_SOURCE MATERIAL:_
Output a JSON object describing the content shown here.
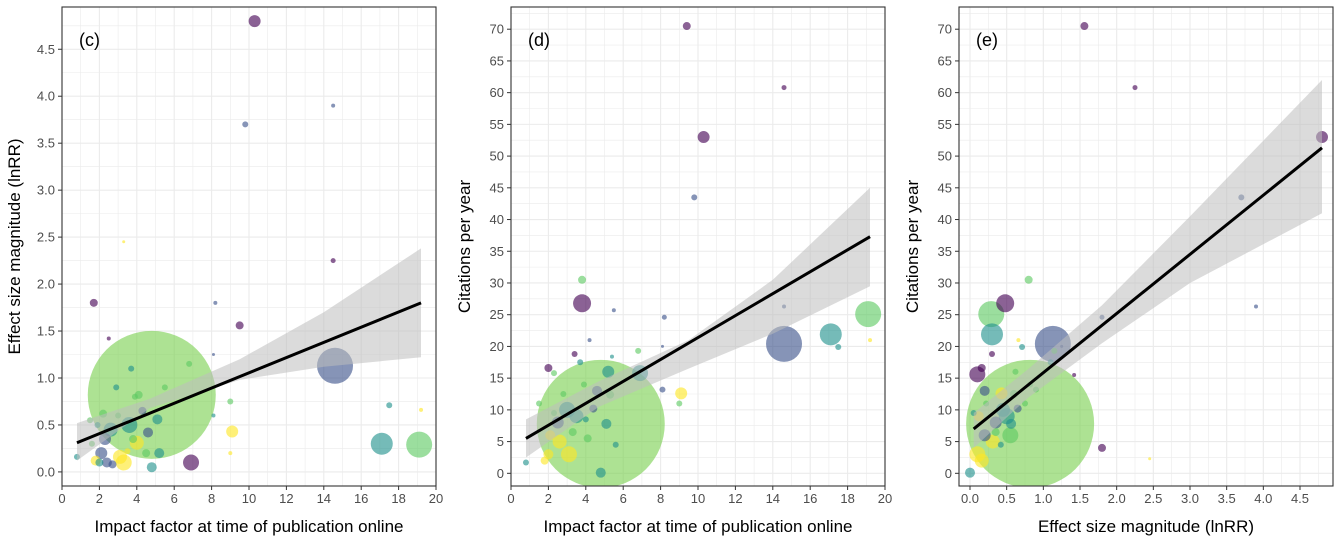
{
  "colors": {
    "panel_background": "#ffffff",
    "gridline": "#ebebeb",
    "panel_border": "#333333",
    "fit_line": "#000000",
    "ribbon": "#bdbdbd",
    "big_green": "#7ad151",
    "purple": "#440154",
    "blue": "#3b528b",
    "teal": "#21918c",
    "green": "#5ec962",
    "yellow": "#fde725"
  },
  "chart_data": [
    {
      "type": "scatter",
      "panel_label": "(c)",
      "xlabel": "Impact factor at time of publication online",
      "ylabel": "Effect size magnitude (lnRR)",
      "xlim": [
        0,
        20
      ],
      "ylim": [
        -0.15,
        4.95
      ],
      "xticks": [
        0,
        2,
        4,
        6,
        8,
        10,
        12,
        14,
        16,
        18,
        20
      ],
      "yticks": [
        0.0,
        0.5,
        1.0,
        1.5,
        2.0,
        2.5,
        3.0,
        3.5,
        4.0,
        4.5
      ],
      "ytick_labels": [
        "0.0",
        "0.5",
        "1.0",
        "1.5",
        "2.0",
        "2.5",
        "3.0",
        "3.5",
        "4.0",
        "4.5"
      ],
      "grid": true,
      "fit": {
        "x": [
          0.8,
          19.2
        ],
        "y": [
          0.31,
          1.8
        ]
      },
      "ribbon": {
        "x": [
          0.8,
          4.7,
          9.5,
          14.0,
          19.2
        ],
        "lower": [
          0.12,
          0.68,
          0.98,
          1.12,
          1.22
        ],
        "upper": [
          0.52,
          0.78,
          1.2,
          1.7,
          2.38
        ]
      },
      "points": [
        {
          "x": 4.8,
          "y": 0.82,
          "r": 64,
          "c": "big_green"
        },
        {
          "x": 10.3,
          "y": 4.8,
          "r": 6,
          "c": "purple"
        },
        {
          "x": 14.5,
          "y": 3.9,
          "r": 2,
          "c": "blue"
        },
        {
          "x": 9.8,
          "y": 3.7,
          "r": 3,
          "c": "blue"
        },
        {
          "x": 3.3,
          "y": 2.45,
          "r": 1.5,
          "c": "yellow"
        },
        {
          "x": 14.5,
          "y": 2.25,
          "r": 2.5,
          "c": "purple"
        },
        {
          "x": 1.7,
          "y": 1.8,
          "r": 4,
          "c": "purple"
        },
        {
          "x": 8.2,
          "y": 1.8,
          "r": 2,
          "c": "blue"
        },
        {
          "x": 9.5,
          "y": 1.56,
          "r": 4,
          "c": "purple"
        },
        {
          "x": 2.5,
          "y": 1.42,
          "r": 2,
          "c": "purple"
        },
        {
          "x": 8.1,
          "y": 1.25,
          "r": 1.5,
          "c": "blue"
        },
        {
          "x": 14.6,
          "y": 1.13,
          "r": 18,
          "c": "blue"
        },
        {
          "x": 6.8,
          "y": 1.15,
          "r": 3,
          "c": "green"
        },
        {
          "x": 3.7,
          "y": 1.1,
          "r": 3,
          "c": "teal"
        },
        {
          "x": 17.1,
          "y": 0.3,
          "r": 11,
          "c": "teal"
        },
        {
          "x": 19.1,
          "y": 0.29,
          "r": 13,
          "c": "green"
        },
        {
          "x": 17.5,
          "y": 0.71,
          "r": 3,
          "c": "teal"
        },
        {
          "x": 19.2,
          "y": 0.66,
          "r": 2,
          "c": "yellow"
        },
        {
          "x": 6.9,
          "y": 0.1,
          "r": 8,
          "c": "purple"
        },
        {
          "x": 9.1,
          "y": 0.43,
          "r": 6,
          "c": "yellow"
        },
        {
          "x": 9.0,
          "y": 0.2,
          "r": 2,
          "c": "yellow"
        },
        {
          "x": 9.0,
          "y": 0.75,
          "r": 3,
          "c": "green"
        },
        {
          "x": 8.1,
          "y": 0.6,
          "r": 2,
          "c": "teal"
        },
        {
          "x": 0.8,
          "y": 0.16,
          "r": 3,
          "c": "teal"
        },
        {
          "x": 3.3,
          "y": 0.1,
          "r": 8,
          "c": "yellow"
        },
        {
          "x": 3.1,
          "y": 0.16,
          "r": 7,
          "c": "yellow"
        },
        {
          "x": 2.6,
          "y": 0.45,
          "r": 7,
          "c": "teal"
        },
        {
          "x": 2.3,
          "y": 0.35,
          "r": 6,
          "c": "blue"
        },
        {
          "x": 2.1,
          "y": 0.2,
          "r": 6,
          "c": "blue"
        },
        {
          "x": 2.4,
          "y": 0.1,
          "r": 5,
          "c": "blue"
        },
        {
          "x": 2.7,
          "y": 0.08,
          "r": 4,
          "c": "blue"
        },
        {
          "x": 1.8,
          "y": 0.12,
          "r": 5,
          "c": "yellow"
        },
        {
          "x": 3.6,
          "y": 0.5,
          "r": 8,
          "c": "teal"
        },
        {
          "x": 4.0,
          "y": 0.31,
          "r": 7,
          "c": "yellow"
        },
        {
          "x": 4.3,
          "y": 0.65,
          "r": 4,
          "c": "blue"
        },
        {
          "x": 4.6,
          "y": 0.42,
          "r": 5,
          "c": "blue"
        },
        {
          "x": 5.1,
          "y": 0.56,
          "r": 5,
          "c": "teal"
        },
        {
          "x": 5.2,
          "y": 0.2,
          "r": 5,
          "c": "teal"
        },
        {
          "x": 4.8,
          "y": 0.05,
          "r": 5,
          "c": "teal"
        },
        {
          "x": 2.2,
          "y": 0.62,
          "r": 4,
          "c": "green"
        },
        {
          "x": 3.0,
          "y": 0.6,
          "r": 3,
          "c": "green"
        },
        {
          "x": 1.6,
          "y": 0.3,
          "r": 3,
          "c": "green"
        },
        {
          "x": 3.8,
          "y": 0.35,
          "r": 4,
          "c": "green"
        },
        {
          "x": 1.9,
          "y": 0.5,
          "r": 3,
          "c": "teal"
        },
        {
          "x": 4.5,
          "y": 0.2,
          "r": 4,
          "c": "green"
        },
        {
          "x": 3.5,
          "y": 0.22,
          "r": 3,
          "c": "yellow"
        },
        {
          "x": 5.5,
          "y": 0.9,
          "r": 3,
          "c": "green"
        },
        {
          "x": 2.9,
          "y": 0.9,
          "r": 3,
          "c": "teal"
        },
        {
          "x": 4.1,
          "y": 0.82,
          "r": 4,
          "c": "green"
        },
        {
          "x": 3.9,
          "y": 0.8,
          "r": 3,
          "c": "green"
        },
        {
          "x": 1.5,
          "y": 0.55,
          "r": 3,
          "c": "green"
        },
        {
          "x": 2.0,
          "y": 0.1,
          "r": 4,
          "c": "teal"
        }
      ]
    },
    {
      "type": "scatter",
      "panel_label": "(d)",
      "xlabel": "Impact factor at time of publication online",
      "ylabel": "Citations per year",
      "xlim": [
        0,
        20
      ],
      "ylim": [
        -2,
        73.5
      ],
      "xticks": [
        0,
        2,
        4,
        6,
        8,
        10,
        12,
        14,
        16,
        18,
        20
      ],
      "yticks": [
        0,
        5,
        10,
        15,
        20,
        25,
        30,
        35,
        40,
        45,
        50,
        55,
        60,
        65,
        70
      ],
      "ytick_labels": [
        "0",
        "5",
        "10",
        "15",
        "20",
        "25",
        "30",
        "35",
        "40",
        "45",
        "50",
        "55",
        "60",
        "65",
        "70"
      ],
      "grid": true,
      "fit": {
        "x": [
          0.8,
          19.2
        ],
        "y": [
          5.5,
          37.3
        ]
      },
      "ribbon": {
        "x": [
          0.8,
          4.7,
          9.5,
          14.0,
          19.2
        ],
        "lower": [
          2.5,
          10.5,
          16.5,
          22.0,
          29.5
        ],
        "upper": [
          8.5,
          14.5,
          21.0,
          30.5,
          45.0
        ]
      },
      "points": [
        {
          "x": 4.8,
          "y": 7.8,
          "r": 64,
          "c": "big_green"
        },
        {
          "x": 9.4,
          "y": 70.5,
          "r": 4,
          "c": "purple"
        },
        {
          "x": 14.6,
          "y": 60.8,
          "r": 2.5,
          "c": "purple"
        },
        {
          "x": 10.3,
          "y": 53.0,
          "r": 6,
          "c": "purple"
        },
        {
          "x": 9.8,
          "y": 43.5,
          "r": 3,
          "c": "blue"
        },
        {
          "x": 3.8,
          "y": 30.5,
          "r": 4,
          "c": "green"
        },
        {
          "x": 3.8,
          "y": 26.8,
          "r": 9,
          "c": "purple"
        },
        {
          "x": 5.5,
          "y": 25.7,
          "r": 2,
          "c": "blue"
        },
        {
          "x": 8.2,
          "y": 24.6,
          "r": 2.5,
          "c": "blue"
        },
        {
          "x": 14.6,
          "y": 26.3,
          "r": 2,
          "c": "blue"
        },
        {
          "x": 14.6,
          "y": 20.4,
          "r": 18,
          "c": "blue"
        },
        {
          "x": 17.1,
          "y": 21.9,
          "r": 11,
          "c": "teal"
        },
        {
          "x": 17.5,
          "y": 19.9,
          "r": 3,
          "c": "teal"
        },
        {
          "x": 19.1,
          "y": 25.1,
          "r": 13,
          "c": "green"
        },
        {
          "x": 19.2,
          "y": 21.0,
          "r": 2,
          "c": "yellow"
        },
        {
          "x": 9.1,
          "y": 12.6,
          "r": 6,
          "c": "yellow"
        },
        {
          "x": 9.0,
          "y": 11.0,
          "r": 3,
          "c": "green"
        },
        {
          "x": 8.1,
          "y": 13.2,
          "r": 3,
          "c": "blue"
        },
        {
          "x": 8.1,
          "y": 20.0,
          "r": 1.5,
          "c": "blue"
        },
        {
          "x": 6.8,
          "y": 19.3,
          "r": 3,
          "c": "green"
        },
        {
          "x": 6.9,
          "y": 15.8,
          "r": 8,
          "c": "teal"
        },
        {
          "x": 4.2,
          "y": 21.0,
          "r": 2,
          "c": "blue"
        },
        {
          "x": 3.4,
          "y": 18.8,
          "r": 3,
          "c": "purple"
        },
        {
          "x": 5.4,
          "y": 18.4,
          "r": 2,
          "c": "teal"
        },
        {
          "x": 2.0,
          "y": 16.6,
          "r": 4,
          "c": "purple"
        },
        {
          "x": 2.3,
          "y": 15.8,
          "r": 3,
          "c": "green"
        },
        {
          "x": 3.7,
          "y": 17.5,
          "r": 3,
          "c": "teal"
        },
        {
          "x": 5.2,
          "y": 16.0,
          "r": 6,
          "c": "teal"
        },
        {
          "x": 4.6,
          "y": 13.0,
          "r": 5,
          "c": "blue"
        },
        {
          "x": 5.3,
          "y": 12.4,
          "r": 4,
          "c": "green"
        },
        {
          "x": 3.0,
          "y": 10.0,
          "r": 8,
          "c": "teal"
        },
        {
          "x": 3.5,
          "y": 9.0,
          "r": 7,
          "c": "teal"
        },
        {
          "x": 2.5,
          "y": 8.0,
          "r": 6,
          "c": "blue"
        },
        {
          "x": 2.1,
          "y": 6.0,
          "r": 5,
          "c": "yellow"
        },
        {
          "x": 2.6,
          "y": 5.0,
          "r": 7,
          "c": "yellow"
        },
        {
          "x": 3.1,
          "y": 3.0,
          "r": 8,
          "c": "yellow"
        },
        {
          "x": 2.0,
          "y": 3.0,
          "r": 5,
          "c": "yellow"
        },
        {
          "x": 1.8,
          "y": 2.0,
          "r": 4,
          "c": "yellow"
        },
        {
          "x": 0.8,
          "y": 1.7,
          "r": 3,
          "c": "teal"
        },
        {
          "x": 4.8,
          "y": 0.1,
          "r": 5,
          "c": "teal"
        },
        {
          "x": 5.1,
          "y": 7.8,
          "r": 5,
          "c": "teal"
        },
        {
          "x": 4.4,
          "y": 10.2,
          "r": 4,
          "c": "blue"
        },
        {
          "x": 1.5,
          "y": 11.0,
          "r": 3,
          "c": "green"
        },
        {
          "x": 3.9,
          "y": 14.0,
          "r": 3,
          "c": "green"
        },
        {
          "x": 2.8,
          "y": 12.5,
          "r": 3,
          "c": "green"
        },
        {
          "x": 4.1,
          "y": 5.5,
          "r": 4,
          "c": "green"
        },
        {
          "x": 5.6,
          "y": 4.5,
          "r": 3,
          "c": "teal"
        },
        {
          "x": 2.3,
          "y": 9.5,
          "r": 3,
          "c": "green"
        },
        {
          "x": 3.3,
          "y": 6.5,
          "r": 4,
          "c": "green"
        },
        {
          "x": 4.0,
          "y": 8.5,
          "r": 3,
          "c": "teal"
        }
      ]
    },
    {
      "type": "scatter",
      "panel_label": "(e)",
      "xlabel": "Effect size magnitude (lnRR)",
      "ylabel": "Citations per year",
      "xlim": [
        -0.15,
        4.95
      ],
      "ylim": [
        -2,
        73.5
      ],
      "xticks": [
        0.0,
        0.5,
        1.0,
        1.5,
        2.0,
        2.5,
        3.0,
        3.5,
        4.0,
        4.5
      ],
      "xtick_labels": [
        "0.0",
        "0.5",
        "1.0",
        "1.5",
        "2.0",
        "2.5",
        "3.0",
        "3.5",
        "4.0",
        "4.5"
      ],
      "yticks": [
        0,
        5,
        10,
        15,
        20,
        25,
        30,
        35,
        40,
        45,
        50,
        55,
        60,
        65,
        70
      ],
      "ytick_labels": [
        "0",
        "5",
        "10",
        "15",
        "20",
        "25",
        "30",
        "35",
        "40",
        "45",
        "50",
        "55",
        "60",
        "65",
        "70"
      ],
      "grid": true,
      "fit": {
        "x": [
          0.05,
          4.8
        ],
        "y": [
          7.0,
          51.3
        ]
      },
      "ribbon": {
        "x": [
          0.05,
          0.8,
          1.8,
          3.0,
          4.8
        ],
        "lower": [
          4.0,
          12.0,
          20.5,
          30.0,
          41.0
        ],
        "upper": [
          9.5,
          16.5,
          26.5,
          40.5,
          62.0
        ]
      },
      "points": [
        {
          "x": 0.82,
          "y": 7.8,
          "r": 64,
          "c": "big_green"
        },
        {
          "x": 1.56,
          "y": 70.5,
          "r": 4,
          "c": "purple"
        },
        {
          "x": 2.25,
          "y": 60.8,
          "r": 2.5,
          "c": "purple"
        },
        {
          "x": 4.8,
          "y": 53.0,
          "r": 6,
          "c": "purple"
        },
        {
          "x": 3.7,
          "y": 43.5,
          "r": 3,
          "c": "blue"
        },
        {
          "x": 3.9,
          "y": 26.3,
          "r": 2,
          "c": "blue"
        },
        {
          "x": 0.8,
          "y": 30.5,
          "r": 4,
          "c": "green"
        },
        {
          "x": 0.48,
          "y": 26.8,
          "r": 9,
          "c": "purple"
        },
        {
          "x": 0.29,
          "y": 25.1,
          "r": 13,
          "c": "green"
        },
        {
          "x": 0.3,
          "y": 21.9,
          "r": 11,
          "c": "teal"
        },
        {
          "x": 1.13,
          "y": 20.4,
          "r": 18,
          "c": "blue"
        },
        {
          "x": 1.8,
          "y": 24.6,
          "r": 2.5,
          "c": "blue"
        },
        {
          "x": 1.8,
          "y": 4.0,
          "r": 4,
          "c": "purple"
        },
        {
          "x": 2.45,
          "y": 2.3,
          "r": 1.5,
          "c": "yellow"
        },
        {
          "x": 0.1,
          "y": 15.6,
          "r": 8,
          "c": "purple"
        },
        {
          "x": 0.16,
          "y": 16.6,
          "r": 4,
          "c": "purple"
        },
        {
          "x": 0.71,
          "y": 19.9,
          "r": 3,
          "c": "teal"
        },
        {
          "x": 0.66,
          "y": 21.0,
          "r": 2,
          "c": "yellow"
        },
        {
          "x": 0.43,
          "y": 12.6,
          "r": 6,
          "c": "yellow"
        },
        {
          "x": 1.25,
          "y": 20.0,
          "r": 1.5,
          "c": "blue"
        },
        {
          "x": 1.42,
          "y": 15.5,
          "r": 2,
          "c": "purple"
        },
        {
          "x": 1.15,
          "y": 19.3,
          "r": 3,
          "c": "green"
        },
        {
          "x": 0.0,
          "y": 0.1,
          "r": 5,
          "c": "teal"
        },
        {
          "x": 0.1,
          "y": 3.0,
          "r": 8,
          "c": "yellow"
        },
        {
          "x": 0.16,
          "y": 2.0,
          "r": 7,
          "c": "yellow"
        },
        {
          "x": 0.2,
          "y": 6.0,
          "r": 6,
          "c": "blue"
        },
        {
          "x": 0.35,
          "y": 8.0,
          "r": 6,
          "c": "blue"
        },
        {
          "x": 0.45,
          "y": 10.0,
          "r": 7,
          "c": "teal"
        },
        {
          "x": 0.5,
          "y": 9.0,
          "r": 8,
          "c": "teal"
        },
        {
          "x": 0.56,
          "y": 7.8,
          "r": 5,
          "c": "teal"
        },
        {
          "x": 0.31,
          "y": 5.0,
          "r": 7,
          "c": "yellow"
        },
        {
          "x": 0.12,
          "y": 9.0,
          "r": 5,
          "c": "yellow"
        },
        {
          "x": 0.6,
          "y": 12.5,
          "r": 4,
          "c": "green"
        },
        {
          "x": 0.9,
          "y": 13.2,
          "r": 3,
          "c": "green"
        },
        {
          "x": 0.62,
          "y": 16.0,
          "r": 3,
          "c": "green"
        },
        {
          "x": 0.75,
          "y": 11.0,
          "r": 3,
          "c": "green"
        },
        {
          "x": 0.2,
          "y": 13.0,
          "r": 5,
          "c": "blue"
        },
        {
          "x": 1.1,
          "y": 17.5,
          "r": 3,
          "c": "teal"
        },
        {
          "x": 0.3,
          "y": 18.8,
          "r": 3,
          "c": "purple"
        },
        {
          "x": 0.65,
          "y": 10.2,
          "r": 4,
          "c": "blue"
        },
        {
          "x": 0.82,
          "y": 14.0,
          "r": 3,
          "c": "green"
        },
        {
          "x": 0.42,
          "y": 4.5,
          "r": 3,
          "c": "teal"
        },
        {
          "x": 0.35,
          "y": 6.5,
          "r": 4,
          "c": "green"
        },
        {
          "x": 0.22,
          "y": 11.0,
          "r": 3,
          "c": "green"
        },
        {
          "x": 0.55,
          "y": 6.0,
          "r": 8,
          "c": "green"
        },
        {
          "x": 0.05,
          "y": 9.5,
          "r": 3,
          "c": "teal"
        }
      ]
    }
  ]
}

_INSTRUCTIONS FOR THE TASK:_
Return the lines of the records that include the string "magnitude".

_RESULT FOR THIS EXERCISE:_
      "ylabel": "Effect size magnitude (lnRR)",
      "xlabel": "Effect size magnitude (lnRR)",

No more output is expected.